Task: Check each line for the word "debts" and give how many have it. Say nothing else.
##### Supplied records
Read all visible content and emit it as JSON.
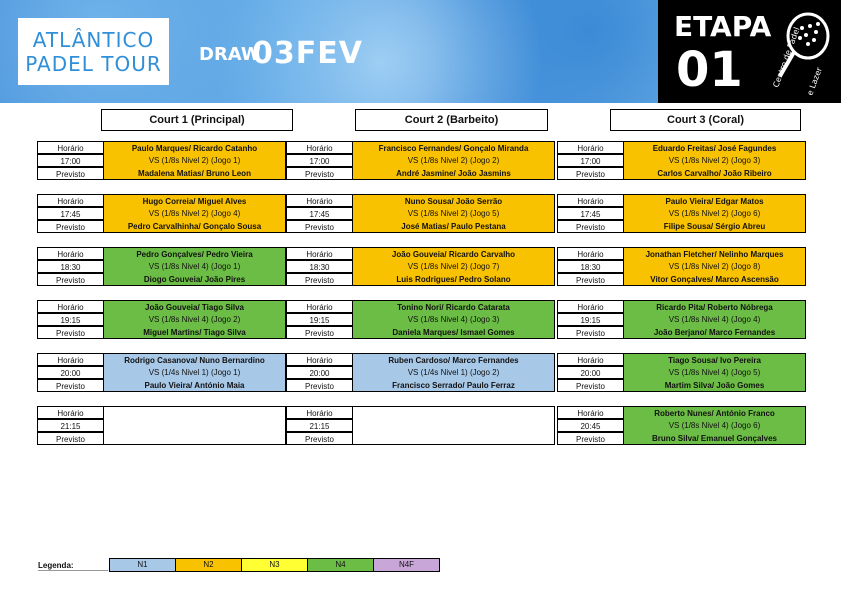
{
  "header": {
    "logo_line1": "ATLÂNTICO",
    "logo_line2": "PADEL TOUR",
    "draw_label": "DRAW",
    "draw_date": "03FEV",
    "etapa_label": "ETAPA",
    "etapa_number": "01",
    "club_text1": "Centro de Padel",
    "club_text2": "e Lazer"
  },
  "courts": [
    "Court 1 (Principal)",
    "Court 2 (Barbeito)",
    "Court 3 (Coral)"
  ],
  "labels": {
    "horario": "Horário",
    "previsto": "Previsto"
  },
  "rows": [
    {
      "slots": [
        {
          "time": "17:00",
          "team1": "Paulo Marques/ Ricardo Catanho",
          "info": "VS (1/8s Nivel 2) (Jogo 1)",
          "team2": "Madalena Matias/ Bruno Leon",
          "level": "n2"
        },
        {
          "time": "17:00",
          "team1": "Francisco Fernandes/ Gonçalo Miranda",
          "info": "VS (1/8s Nivel 2) (Jogo 2)",
          "team2": "André Jasmine/ João Jasmins",
          "level": "n2"
        },
        {
          "time": "17:00",
          "team1": "Eduardo Freitas/ José Fagundes",
          "info": "VS (1/8s Nivel 2) (Jogo 3)",
          "team2": "Carlos Carvalho/ João Ribeiro",
          "level": "n2"
        }
      ]
    },
    {
      "slots": [
        {
          "time": "17:45",
          "team1": "Hugo Correia/ Miguel Alves",
          "info": "VS (1/8s Nivel 2) (Jogo 4)",
          "team2": "Pedro Carvalhinha/ Gonçalo Sousa",
          "level": "n2"
        },
        {
          "time": "17:45",
          "team1": "Nuno Sousa/ João Serrão",
          "info": "VS (1/8s Nivel 2) (Jogo 5)",
          "team2": "José Matias/ Paulo Pestana",
          "level": "n2"
        },
        {
          "time": "17:45",
          "team1": "Paulo Vieira/ Edgar Matos",
          "info": "VS (1/8s Nivel 2) (Jogo 6)",
          "team2": "Filipe Sousa/ Sérgio Abreu",
          "level": "n2"
        }
      ]
    },
    {
      "slots": [
        {
          "time": "18:30",
          "team1": "Pedro Gonçalves/ Pedro Vieira",
          "info": "VS (1/8s Nivel 4) (Jogo 1)",
          "team2": "Diogo Gouveia/ João Pires",
          "level": "n4"
        },
        {
          "time": "18:30",
          "team1": "João Gouveia/ Ricardo Carvalho",
          "info": "VS (1/8s Nivel 2) (Jogo 7)",
          "team2": "Luis Rodrigues/ Pedro Solano",
          "level": "n2"
        },
        {
          "time": "18:30",
          "team1": "Jonathan Fletcher/ Nelinho Marques",
          "info": "VS (1/8s Nivel 2) (Jogo 8)",
          "team2": "Vitor Gonçalves/ Marco Ascensão",
          "level": "n2"
        }
      ]
    },
    {
      "slots": [
        {
          "time": "19:15",
          "team1": "João Gouveia/ Tiago Silva",
          "info": "VS (1/8s Nivel 4) (Jogo 2)",
          "team2": "Miguel Martins/ Tiago Silva",
          "level": "n4"
        },
        {
          "time": "19:15",
          "team1": "Tonino Nori/ Ricardo Catarata",
          "info": "VS (1/8s Nivel 4) (Jogo 3)",
          "team2": "Daniela Marques/ Ismael Gomes",
          "level": "n4"
        },
        {
          "time": "19:15",
          "team1": "Ricardo Pita/ Roberto Nóbrega",
          "info": "VS (1/8s Nivel 4) (Jogo 4)",
          "team2": "João Berjano/ Marco Fernandes",
          "level": "n4"
        }
      ]
    },
    {
      "slots": [
        {
          "time": "20:00",
          "team1": "Rodrigo Casanova/ Nuno Bernardino",
          "info": "VS (1/4s Nivel 1) (Jogo 1)",
          "team2": "Paulo Vieira/ António Maia",
          "level": "n1"
        },
        {
          "time": "20:00",
          "team1": "Ruben Cardoso/ Marco Fernandes",
          "info": "VS (1/4s Nivel 1) (Jogo 2)",
          "team2": "Francisco Serrado/ Paulo Ferraz",
          "level": "n1"
        },
        {
          "time": "20:00",
          "team1": "Tiago Sousa/ Ivo Pereira",
          "info": "VS (1/8s Nivel 4) (Jogo 5)",
          "team2": "Martim Silva/ João Gomes",
          "level": "n4"
        }
      ]
    },
    {
      "slots": [
        {
          "time": "21:15",
          "team1": "",
          "info": "",
          "team2": "",
          "level": "empty"
        },
        {
          "time": "21:15",
          "team1": "",
          "info": "",
          "team2": "",
          "level": "empty"
        },
        {
          "time": "20:45",
          "team1": "Roberto Nunes/ António Franco",
          "info": "VS (1/8s Nivel 4) (Jogo 6)",
          "team2": "Bruno Silva/ Emanuel Gonçalves",
          "level": "n4"
        }
      ]
    }
  ],
  "legend": {
    "label": "Legenda:",
    "items": [
      {
        "label": "N1",
        "level": "n1"
      },
      {
        "label": "N2",
        "level": "n2"
      },
      {
        "label": "N3",
        "level": "n3"
      },
      {
        "label": "N4",
        "level": "n4"
      },
      {
        "label": "N4F",
        "level": "n4f"
      }
    ]
  },
  "colors": {
    "n1": "#a8c8e8",
    "n2": "#f9c200",
    "n3": "#ffff33",
    "n4": "#6cbd45",
    "n4f": "#c9a6d8"
  }
}
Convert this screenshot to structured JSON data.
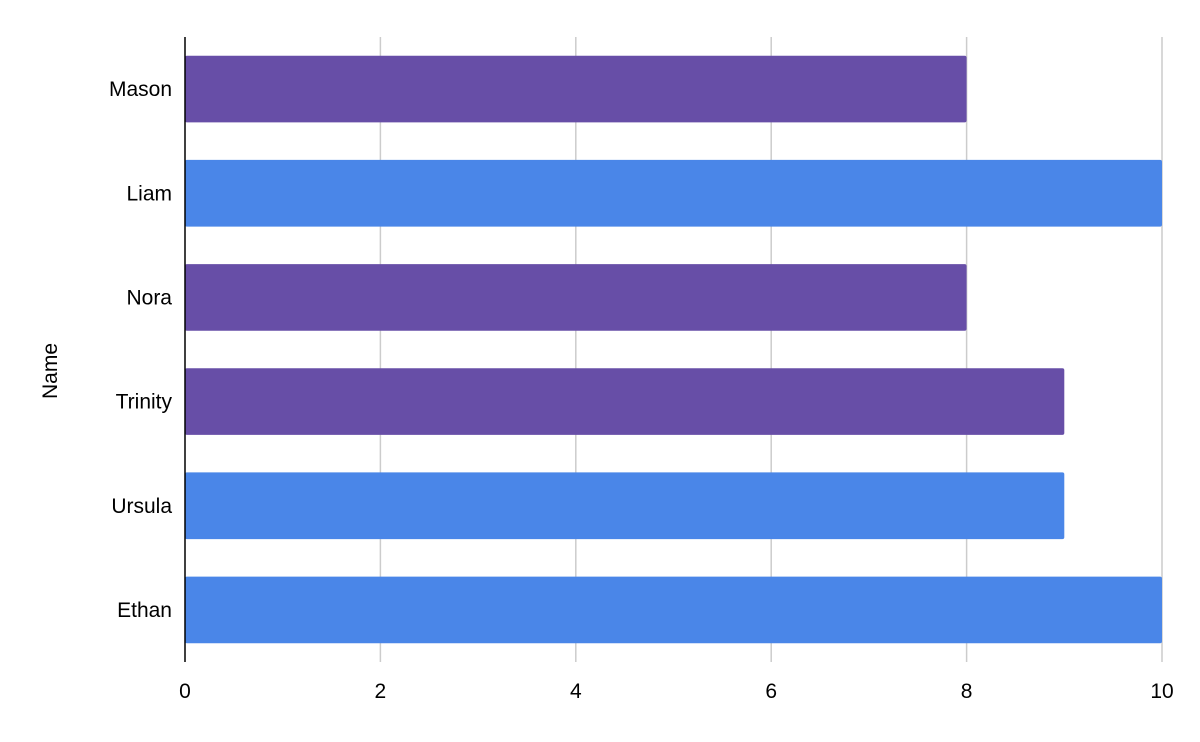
{
  "chart_data": {
    "type": "bar",
    "orientation": "horizontal",
    "title": "",
    "xlabel": "",
    "ylabel": "Name",
    "xlim": [
      0,
      10
    ],
    "xticks": [
      0,
      2,
      4,
      6,
      8,
      10
    ],
    "grid": true,
    "legend": "none",
    "categories": [
      "Mason",
      "Liam",
      "Nora",
      "Trinity",
      "Ursula",
      "Ethan"
    ],
    "values": [
      8,
      10,
      8,
      9,
      9,
      10
    ],
    "bar_colors": [
      "#674ea7",
      "#4a86e8",
      "#674ea7",
      "#674ea7",
      "#4a86e8",
      "#4a86e8"
    ]
  }
}
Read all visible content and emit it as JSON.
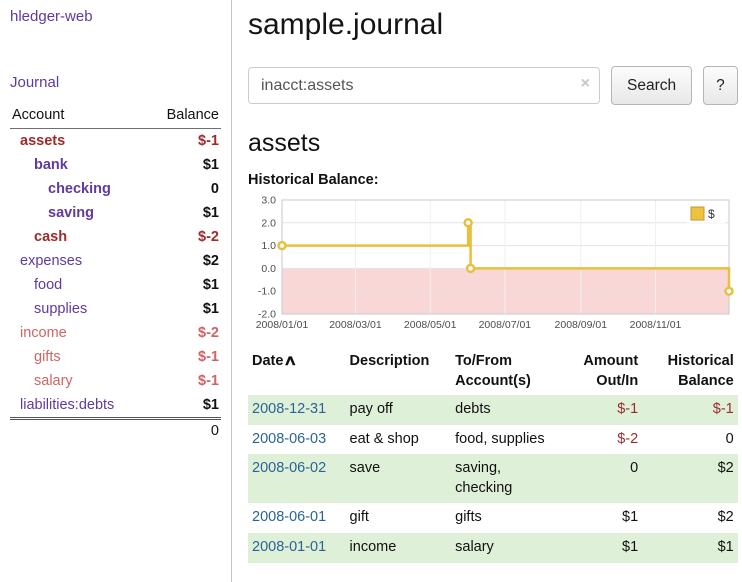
{
  "sidebar": {
    "app_title": "hledger-web",
    "nav": {
      "journal": "Journal"
    },
    "accounts": {
      "col_account": "Account",
      "col_balance": "Balance",
      "rows": [
        {
          "name": "assets",
          "balance": "$-1"
        },
        {
          "name": "bank",
          "balance": "$1"
        },
        {
          "name": "checking",
          "balance": "0"
        },
        {
          "name": "saving",
          "balance": "$1"
        },
        {
          "name": "cash",
          "balance": "$-2"
        },
        {
          "name": "expenses",
          "balance": "$2"
        },
        {
          "name": "food",
          "balance": "$1"
        },
        {
          "name": "supplies",
          "balance": "$1"
        },
        {
          "name": "income",
          "balance": "$-2"
        },
        {
          "name": "gifts",
          "balance": "$-1"
        },
        {
          "name": "salary",
          "balance": "$-1"
        },
        {
          "name": "liabilities:debts",
          "balance": "$1"
        }
      ],
      "total": "0"
    }
  },
  "main": {
    "title": "sample.journal",
    "search": {
      "value": "inacct:assets",
      "clear_icon": "×",
      "button": "Search",
      "help_button": "?"
    },
    "account_heading": "assets",
    "chart_heading": "Historical Balance:"
  },
  "chart_data": {
    "type": "line",
    "step": true,
    "title": "Historical Balance:",
    "legend": [
      {
        "label": "$",
        "color": "#edc240"
      }
    ],
    "legend_position": "top-right",
    "grid": true,
    "ylim": [
      -2,
      3
    ],
    "yticks": [
      "3.0",
      "2.0",
      "1.0",
      "0.0",
      "-1.0",
      "-2.0"
    ],
    "x_range_days": [
      0,
      365
    ],
    "xticks": [
      {
        "label": "2008/01/01",
        "day": 0
      },
      {
        "label": "2008/03/01",
        "day": 60
      },
      {
        "label": "2008/05/01",
        "day": 121
      },
      {
        "label": "2008/07/01",
        "day": 182
      },
      {
        "label": "2008/09/01",
        "day": 244
      },
      {
        "label": "2008/11/01",
        "day": 305
      }
    ],
    "series": [
      {
        "name": "$",
        "points": [
          {
            "date": "2008-01-01",
            "day": 0,
            "value": 1
          },
          {
            "date": "2008-06-01",
            "day": 152,
            "value": 2
          },
          {
            "date": "2008-06-03",
            "day": 154,
            "value": 0
          },
          {
            "date": "2008-12-31",
            "day": 365,
            "value": -1
          }
        ]
      }
    ],
    "line_color": "#e7c13d",
    "marker_fill": "#ffffff",
    "negative_region_color": "#fad7d7",
    "grid_color": "#e3e3e3",
    "border_color": "#c8c8c8"
  },
  "register": {
    "headers": {
      "date": "Date",
      "description": "Description",
      "account": "To/From\nAccount(s)",
      "amount": "Amount\nOut/In",
      "balance": "Historical\nBalance"
    },
    "sort_icon": "∧",
    "rows": [
      {
        "date": "2008-12-31",
        "description": "pay off",
        "accounts": "debts",
        "amount": "$-1",
        "balance": "$-1"
      },
      {
        "date": "2008-06-03",
        "description": "eat & shop",
        "accounts": "food, supplies",
        "amount": "$-2",
        "balance": "0"
      },
      {
        "date": "2008-06-02",
        "description": "save",
        "accounts": "saving,\nchecking",
        "amount": "0",
        "balance": "$2"
      },
      {
        "date": "2008-06-01",
        "description": "gift",
        "accounts": "gifts",
        "amount": "$1",
        "balance": "$2"
      },
      {
        "date": "2008-01-01",
        "description": "income",
        "accounts": "salary",
        "amount": "$1",
        "balance": "$1"
      }
    ]
  }
}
##########
Solved problem: 2